- _Exercise description_
Below are the records; locate each line with the word "плана" and copy it.

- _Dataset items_
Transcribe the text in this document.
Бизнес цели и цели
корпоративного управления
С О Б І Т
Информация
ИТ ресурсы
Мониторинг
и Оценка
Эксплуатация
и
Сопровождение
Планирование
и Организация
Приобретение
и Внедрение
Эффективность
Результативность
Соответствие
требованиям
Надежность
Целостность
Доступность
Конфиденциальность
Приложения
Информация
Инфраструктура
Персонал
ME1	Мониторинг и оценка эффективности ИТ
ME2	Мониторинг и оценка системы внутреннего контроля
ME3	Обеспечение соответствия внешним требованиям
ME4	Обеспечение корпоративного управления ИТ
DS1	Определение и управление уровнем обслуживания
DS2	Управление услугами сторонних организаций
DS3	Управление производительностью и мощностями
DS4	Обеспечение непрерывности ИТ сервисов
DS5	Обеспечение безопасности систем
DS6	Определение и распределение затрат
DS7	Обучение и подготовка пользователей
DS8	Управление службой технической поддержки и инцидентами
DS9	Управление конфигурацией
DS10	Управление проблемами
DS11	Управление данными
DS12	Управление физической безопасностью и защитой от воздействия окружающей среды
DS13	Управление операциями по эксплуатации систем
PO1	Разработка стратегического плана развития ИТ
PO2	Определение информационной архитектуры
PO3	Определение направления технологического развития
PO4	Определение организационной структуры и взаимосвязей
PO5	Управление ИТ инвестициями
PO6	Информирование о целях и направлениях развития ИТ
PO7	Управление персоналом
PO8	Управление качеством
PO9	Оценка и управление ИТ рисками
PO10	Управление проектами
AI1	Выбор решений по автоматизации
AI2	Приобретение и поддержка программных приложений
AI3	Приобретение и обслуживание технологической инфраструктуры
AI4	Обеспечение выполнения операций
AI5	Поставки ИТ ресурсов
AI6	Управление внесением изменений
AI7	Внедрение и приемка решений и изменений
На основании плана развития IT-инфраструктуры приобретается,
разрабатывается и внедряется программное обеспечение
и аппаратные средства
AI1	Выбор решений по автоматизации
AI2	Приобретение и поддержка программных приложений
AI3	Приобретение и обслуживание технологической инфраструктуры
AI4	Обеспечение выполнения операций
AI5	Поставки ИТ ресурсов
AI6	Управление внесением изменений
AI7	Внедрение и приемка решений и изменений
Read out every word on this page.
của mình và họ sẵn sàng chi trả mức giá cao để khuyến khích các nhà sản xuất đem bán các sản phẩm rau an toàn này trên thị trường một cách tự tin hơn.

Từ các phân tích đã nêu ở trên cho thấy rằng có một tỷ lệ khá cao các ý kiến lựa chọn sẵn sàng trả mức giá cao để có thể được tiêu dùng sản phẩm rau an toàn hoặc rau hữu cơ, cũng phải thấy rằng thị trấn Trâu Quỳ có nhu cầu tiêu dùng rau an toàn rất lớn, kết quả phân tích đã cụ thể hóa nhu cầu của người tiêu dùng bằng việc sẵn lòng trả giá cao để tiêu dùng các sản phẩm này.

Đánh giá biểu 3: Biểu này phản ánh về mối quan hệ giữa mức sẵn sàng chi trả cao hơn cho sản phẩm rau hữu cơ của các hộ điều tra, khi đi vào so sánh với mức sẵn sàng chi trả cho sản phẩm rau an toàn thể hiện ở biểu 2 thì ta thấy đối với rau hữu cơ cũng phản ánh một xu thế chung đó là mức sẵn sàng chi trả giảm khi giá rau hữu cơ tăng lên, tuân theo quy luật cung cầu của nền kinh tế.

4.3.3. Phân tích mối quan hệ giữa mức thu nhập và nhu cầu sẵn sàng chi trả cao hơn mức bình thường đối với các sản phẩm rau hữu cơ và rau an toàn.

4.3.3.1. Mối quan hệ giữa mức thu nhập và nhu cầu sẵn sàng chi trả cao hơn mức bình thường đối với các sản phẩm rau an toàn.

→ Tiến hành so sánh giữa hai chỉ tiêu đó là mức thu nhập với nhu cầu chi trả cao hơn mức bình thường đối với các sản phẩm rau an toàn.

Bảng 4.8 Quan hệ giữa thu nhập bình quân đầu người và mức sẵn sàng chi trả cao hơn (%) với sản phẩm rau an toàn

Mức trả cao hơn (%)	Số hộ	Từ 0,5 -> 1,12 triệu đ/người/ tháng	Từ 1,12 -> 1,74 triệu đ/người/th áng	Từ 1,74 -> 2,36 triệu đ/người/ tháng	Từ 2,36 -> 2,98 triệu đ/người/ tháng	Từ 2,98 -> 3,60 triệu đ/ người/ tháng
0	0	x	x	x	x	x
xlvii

- _Problem solution_
PO1	Разработка стратегического плана развития ИТ
На основании плана развития IT-инфраструктуры приобретается,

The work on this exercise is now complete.